_What you need to do_:
Repeat the data that follows, word for word, without the images.

_Entries supplied_:
· · ·
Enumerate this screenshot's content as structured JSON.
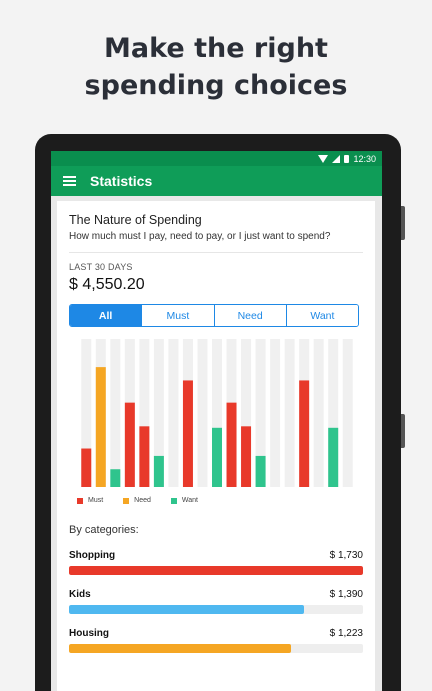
{
  "headline": [
    "Make the right",
    "spending choices"
  ],
  "status": {
    "time": "12:30"
  },
  "appbar": {
    "title": "Statistics"
  },
  "card": {
    "title": "The Nature of Spending",
    "subtitle": "How much must I pay, need to pay, or I just want to spend?",
    "period_label": "LAST 30 DAYS",
    "total": "$ 4,550.20"
  },
  "segments": [
    "All",
    "Must",
    "Need",
    "Want"
  ],
  "active_segment": "All",
  "colors": {
    "must": "#e8392a",
    "need": "#f5a623",
    "want": "#2fc48d",
    "kids": "#4fb8f0",
    "accent": "#1e88e5",
    "brand": "#0f9d58"
  },
  "chart_data": {
    "type": "bar",
    "x": [
      1,
      2,
      3,
      4,
      5,
      6,
      7,
      8,
      9,
      10,
      11,
      12,
      13,
      14,
      15,
      16,
      17,
      18,
      19
    ],
    "ylim": [
      0,
      1
    ],
    "series": [
      {
        "name": "Must",
        "color": "#e8392a",
        "values": [
          0.26,
          0,
          0,
          0.57,
          0.41,
          0,
          0,
          0.72,
          0,
          0,
          0.57,
          0.41,
          0,
          0,
          0,
          0.72,
          0,
          0,
          0
        ]
      },
      {
        "name": "Need",
        "color": "#f5a623",
        "values": [
          0,
          0.81,
          0,
          0,
          0,
          0,
          0,
          0,
          0,
          0,
          0,
          0,
          0,
          0,
          0,
          0,
          0,
          0,
          0
        ]
      },
      {
        "name": "Want",
        "color": "#2fc48d",
        "values": [
          0,
          0,
          0.12,
          0,
          0,
          0.21,
          0,
          0,
          0,
          0.4,
          0,
          0,
          0.21,
          0,
          0,
          0,
          0,
          0.4,
          0
        ]
      }
    ]
  },
  "legend": [
    {
      "label": "Must",
      "color": "#e8392a"
    },
    {
      "label": "Need",
      "color": "#f5a623"
    },
    {
      "label": "Want",
      "color": "#2fc48d"
    }
  ],
  "categories_title": "By categories:",
  "categories": [
    {
      "name": "Shopping",
      "amount": "$ 1,730",
      "fraction": 1.0,
      "color": "#e8392a"
    },
    {
      "name": "Kids",
      "amount": "$ 1,390",
      "fraction": 0.8,
      "color": "#4fb8f0"
    },
    {
      "name": "Housing",
      "amount": "$ 1,223",
      "fraction": 0.755,
      "color": "#f5a623"
    }
  ]
}
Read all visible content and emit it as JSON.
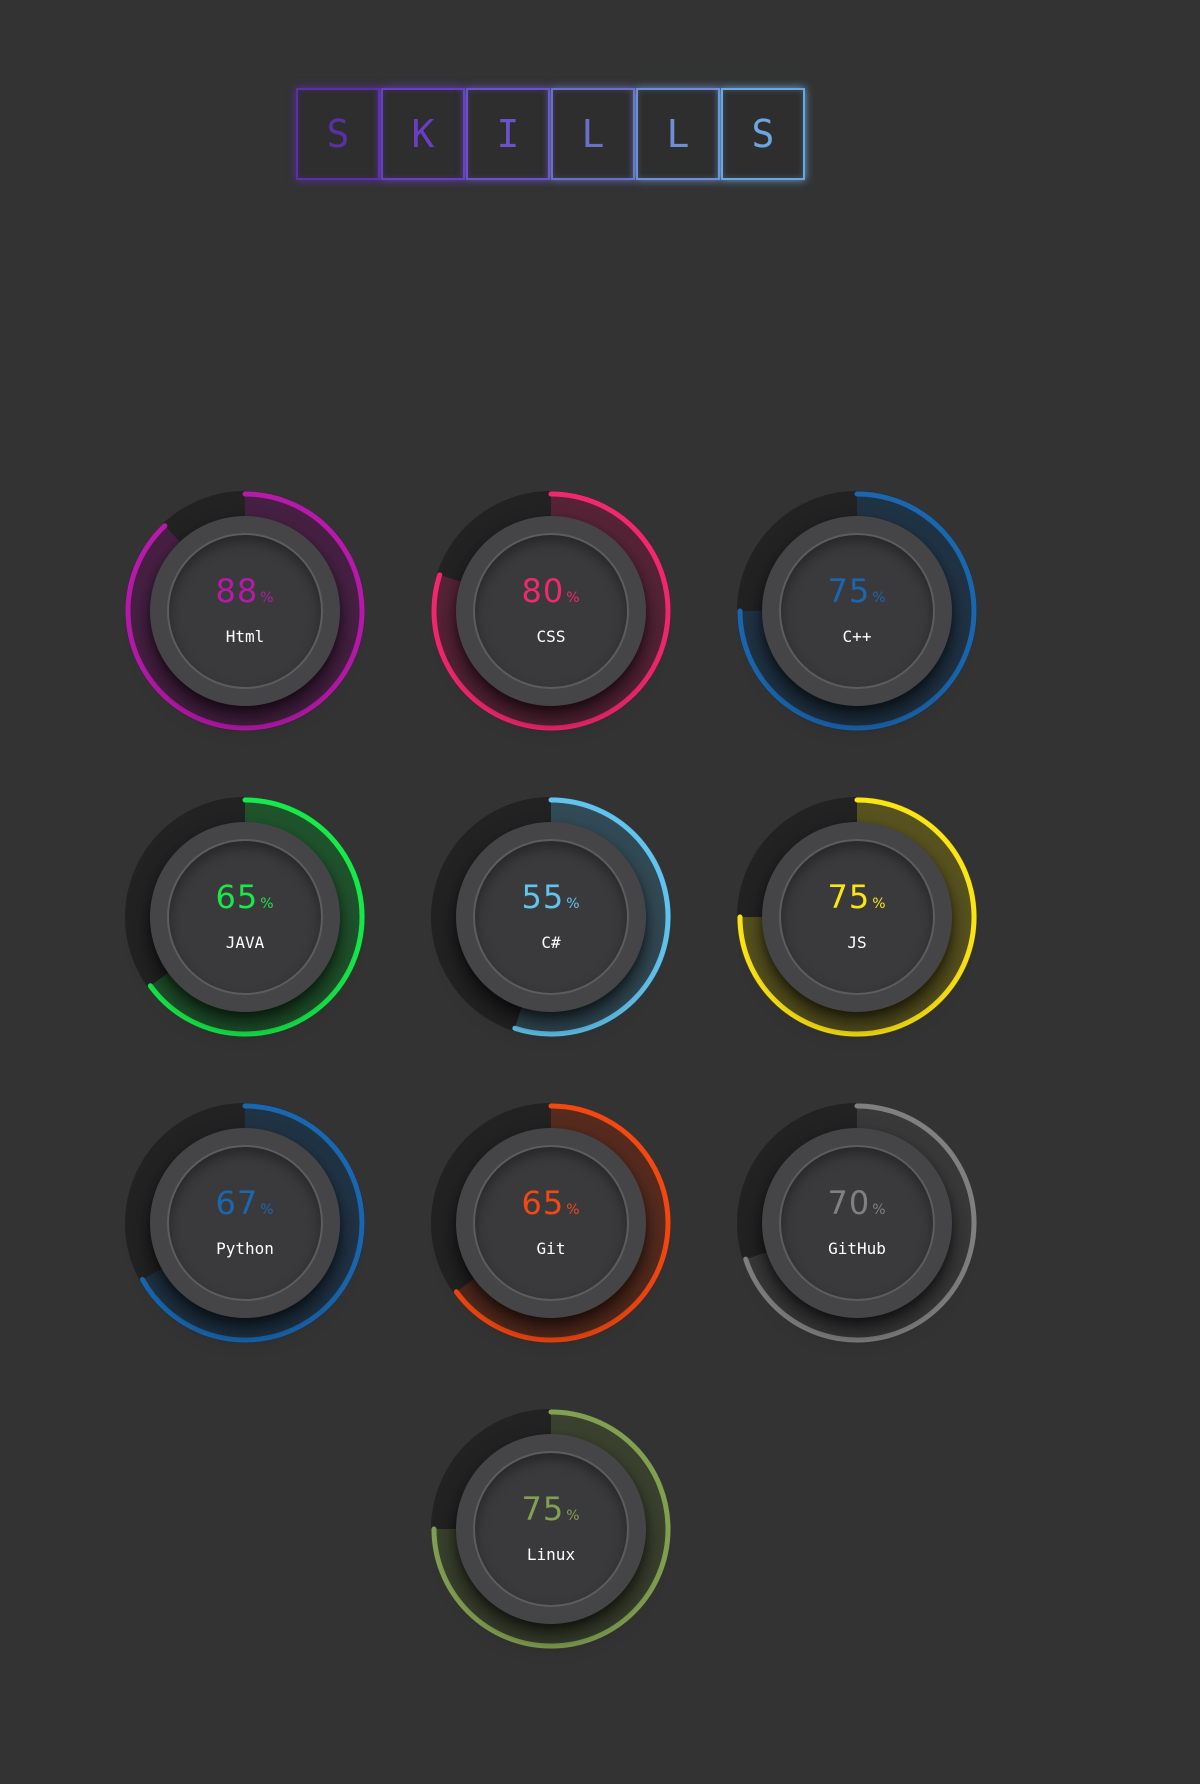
{
  "title": {
    "letters": [
      {
        "char": "S",
        "color": "#5a2fa8"
      },
      {
        "char": "K",
        "color": "#6a3dc6"
      },
      {
        "char": "I",
        "color": "#6a52c8"
      },
      {
        "char": "L",
        "color": "#6a70c8"
      },
      {
        "char": "L",
        "color": "#6e8ed6"
      },
      {
        "char": "S",
        "color": "#6aa6e0"
      }
    ]
  },
  "skills": [
    {
      "name": "Html",
      "percent": "88",
      "unit": "%",
      "value": 88,
      "color": "#b51aa8"
    },
    {
      "name": "CSS",
      "percent": "80",
      "unit": "%",
      "value": 80,
      "color": "#f0286e"
    },
    {
      "name": "C++",
      "percent": "75",
      "unit": "%",
      "value": 75,
      "color": "#1a67b0"
    },
    {
      "name": "JAVA",
      "percent": "65",
      "unit": "%",
      "value": 65,
      "color": "#18e84a"
    },
    {
      "name": "C#",
      "percent": "55",
      "unit": "%",
      "value": 55,
      "color": "#62c4ee"
    },
    {
      "name": "JS",
      "percent": "75",
      "unit": "%",
      "value": 75,
      "color": "#fce514"
    },
    {
      "name": "Python",
      "percent": "67",
      "unit": "%",
      "value": 67,
      "color": "#1a67b0"
    },
    {
      "name": "Git",
      "percent": "65",
      "unit": "%",
      "value": 65,
      "color": "#f24812"
    },
    {
      "name": "GitHub",
      "percent": "70",
      "unit": "%",
      "value": 70,
      "color": "#808080"
    },
    {
      "name": "Linux",
      "percent": "75",
      "unit": "%",
      "value": 75,
      "color": "#82a052"
    }
  ]
}
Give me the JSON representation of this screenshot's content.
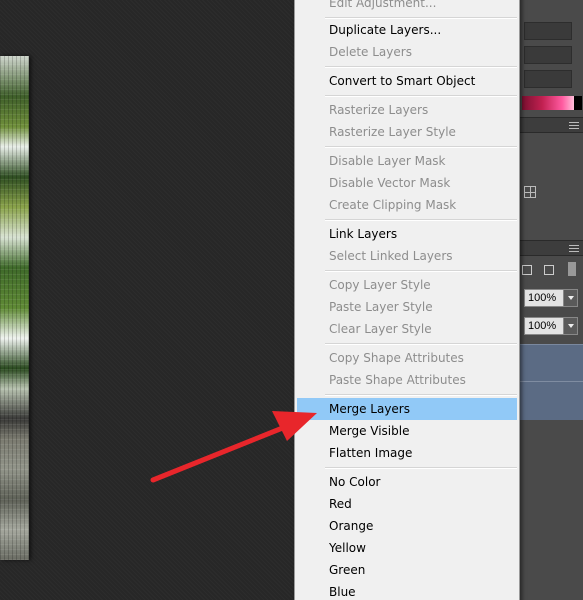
{
  "menu": {
    "items": [
      {
        "label": "Edit Adjustment...",
        "enabled": false
      },
      {
        "label": "Duplicate Layers...",
        "enabled": true
      },
      {
        "label": "Delete Layers",
        "enabled": false
      },
      {
        "label": "Convert to Smart Object",
        "enabled": true
      },
      {
        "label": "Rasterize Layers",
        "enabled": false
      },
      {
        "label": "Rasterize Layer Style",
        "enabled": false
      },
      {
        "label": "Disable Layer Mask",
        "enabled": false
      },
      {
        "label": "Disable Vector Mask",
        "enabled": false
      },
      {
        "label": "Create Clipping Mask",
        "enabled": false
      },
      {
        "label": "Link Layers",
        "enabled": true
      },
      {
        "label": "Select Linked Layers",
        "enabled": false
      },
      {
        "label": "Copy Layer Style",
        "enabled": false
      },
      {
        "label": "Paste Layer Style",
        "enabled": false
      },
      {
        "label": "Clear Layer Style",
        "enabled": false
      },
      {
        "label": "Copy Shape Attributes",
        "enabled": false
      },
      {
        "label": "Paste Shape Attributes",
        "enabled": false
      },
      {
        "label": "Merge Layers",
        "enabled": true,
        "highlighted": true
      },
      {
        "label": "Merge Visible",
        "enabled": true
      },
      {
        "label": "Flatten Image",
        "enabled": true
      },
      {
        "label": "No Color",
        "enabled": true
      },
      {
        "label": "Red",
        "enabled": true
      },
      {
        "label": "Orange",
        "enabled": true
      },
      {
        "label": "Yellow",
        "enabled": true
      },
      {
        "label": "Green",
        "enabled": true
      },
      {
        "label": "Blue",
        "enabled": true
      }
    ]
  },
  "panels": {
    "opacity_value": "100%",
    "fill_value": "100%"
  },
  "colors": {
    "highlight": "#91c9f7",
    "annotation_arrow": "#e8262b",
    "selected_layer": "#5b6b84"
  },
  "icons": {
    "panel_menu": "panel-menu-icon",
    "grid": "grid-icon",
    "annotation": "red-arrow-icon"
  }
}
· · ·
_Answer to the problem_:
Enumerate this screenshot's content as structured JSON.
{
  "headline": [
    "Make the right",
    "spending choices"
  ],
  "status": {
    "time": "12:30"
  },
  "appbar": {
    "title": "Statistics"
  },
  "card": {
    "title": "The Nature of Spending",
    "subtitle": "How much must I pay, need to pay, or I just want to spend?",
    "period_label": "LAST 30 DAYS",
    "total": "$ 4,550.20"
  },
  "segments": [
    "All",
    "Must",
    "Need",
    "Want"
  ],
  "active_segment": "All",
  "colors": {
    "must": "#e8392a",
    "need": "#f5a623",
    "want": "#2fc48d",
    "kids": "#4fb8f0",
    "accent": "#1e88e5",
    "brand": "#0f9d58"
  },
  "chart_data": {
    "type": "bar",
    "x": [
      1,
      2,
      3,
      4,
      5,
      6,
      7,
      8,
      9,
      10,
      11,
      12,
      13,
      14,
      15,
      16,
      17,
      18,
      19
    ],
    "ylim": [
      0,
      1
    ],
    "series": [
      {
        "name": "Must",
        "color": "#e8392a",
        "values": [
          0.26,
          0,
          0,
          0.57,
          0.41,
          0,
          0,
          0.72,
          0,
          0,
          0.57,
          0.41,
          0,
          0,
          0,
          0.72,
          0,
          0,
          0
        ]
      },
      {
        "name": "Need",
        "color": "#f5a623",
        "values": [
          0,
          0.81,
          0,
          0,
          0,
          0,
          0,
          0,
          0,
          0,
          0,
          0,
          0,
          0,
          0,
          0,
          0,
          0,
          0
        ]
      },
      {
        "name": "Want",
        "color": "#2fc48d",
        "values": [
          0,
          0,
          0.12,
          0,
          0,
          0.21,
          0,
          0,
          0,
          0.4,
          0,
          0,
          0.21,
          0,
          0,
          0,
          0,
          0.4,
          0
        ]
      }
    ]
  },
  "legend": [
    {
      "label": "Must",
      "color": "#e8392a"
    },
    {
      "label": "Need",
      "color": "#f5a623"
    },
    {
      "label": "Want",
      "color": "#2fc48d"
    }
  ],
  "categories_title": "By categories:",
  "categories": [
    {
      "name": "Shopping",
      "amount": "$ 1,730",
      "fraction": 1.0,
      "color": "#e8392a"
    },
    {
      "name": "Kids",
      "amount": "$ 1,390",
      "fraction": 0.8,
      "color": "#4fb8f0"
    },
    {
      "name": "Housing",
      "amount": "$ 1,223",
      "fraction": 0.755,
      "color": "#f5a623"
    }
  ]
}
Read all visible content and emit it as JSON.
{
  "title": {
    "letters": [
      {
        "char": "S",
        "color": "#5a2fa8"
      },
      {
        "char": "K",
        "color": "#6a3dc6"
      },
      {
        "char": "I",
        "color": "#6a52c8"
      },
      {
        "char": "L",
        "color": "#6a70c8"
      },
      {
        "char": "L",
        "color": "#6e8ed6"
      },
      {
        "char": "S",
        "color": "#6aa6e0"
      }
    ]
  },
  "skills": [
    {
      "name": "Html",
      "percent": "88",
      "unit": "%",
      "value": 88,
      "color": "#b51aa8"
    },
    {
      "name": "CSS",
      "percent": "80",
      "unit": "%",
      "value": 80,
      "color": "#f0286e"
    },
    {
      "name": "C++",
      "percent": "75",
      "unit": "%",
      "value": 75,
      "color": "#1a67b0"
    },
    {
      "name": "JAVA",
      "percent": "65",
      "unit": "%",
      "value": 65,
      "color": "#18e84a"
    },
    {
      "name": "C#",
      "percent": "55",
      "unit": "%",
      "value": 55,
      "color": "#62c4ee"
    },
    {
      "name": "JS",
      "percent": "75",
      "unit": "%",
      "value": 75,
      "color": "#fce514"
    },
    {
      "name": "Python",
      "percent": "67",
      "unit": "%",
      "value": 67,
      "color": "#1a67b0"
    },
    {
      "name": "Git",
      "percent": "65",
      "unit": "%",
      "value": 65,
      "color": "#f24812"
    },
    {
      "name": "GitHub",
      "percent": "70",
      "unit": "%",
      "value": 70,
      "color": "#808080"
    },
    {
      "name": "Linux",
      "percent": "75",
      "unit": "%",
      "value": 75,
      "color": "#82a052"
    }
  ]
}
Give me the JSON representation of this screenshot's content.
{
  "menu": {
    "items": [
      {
        "label": "Edit Adjustment...",
        "enabled": false
      },
      {
        "label": "Duplicate Layers...",
        "enabled": true
      },
      {
        "label": "Delete Layers",
        "enabled": false
      },
      {
        "label": "Convert to Smart Object",
        "enabled": true
      },
      {
        "label": "Rasterize Layers",
        "enabled": false
      },
      {
        "label": "Rasterize Layer Style",
        "enabled": false
      },
      {
        "label": "Disable Layer Mask",
        "enabled": false
      },
      {
        "label": "Disable Vector Mask",
        "enabled": false
      },
      {
        "label": "Create Clipping Mask",
        "enabled": false
      },
      {
        "label": "Link Layers",
        "enabled": true
      },
      {
        "label": "Select Linked Layers",
        "enabled": false
      },
      {
        "label": "Copy Layer Style",
        "enabled": false
      },
      {
        "label": "Paste Layer Style",
        "enabled": false
      },
      {
        "label": "Clear Layer Style",
        "enabled": false
      },
      {
        "label": "Copy Shape Attributes",
        "enabled": false
      },
      {
        "label": "Paste Shape Attributes",
        "enabled": false
      },
      {
        "label": "Merge Layers",
        "enabled": true,
        "highlighted": true
      },
      {
        "label": "Merge Visible",
        "enabled": true
      },
      {
        "label": "Flatten Image",
        "enabled": true
      },
      {
        "label": "No Color",
        "enabled": true
      },
      {
        "label": "Red",
        "enabled": true
      },
      {
        "label": "Orange",
        "enabled": true
      },
      {
        "label": "Yellow",
        "enabled": true
      },
      {
        "label": "Green",
        "enabled": true
      },
      {
        "label": "Blue",
        "enabled": true
      }
    ]
  },
  "panels": {
    "opacity_value": "100%",
    "fill_value": "100%"
  },
  "colors": {
    "highlight": "#91c9f7",
    "annotation_arrow": "#e8262b",
    "selected_layer": "#5b6b84"
  },
  "icons": {
    "panel_menu": "panel-menu-icon",
    "grid": "grid-icon",
    "annotation": "red-arrow-icon"
  }
}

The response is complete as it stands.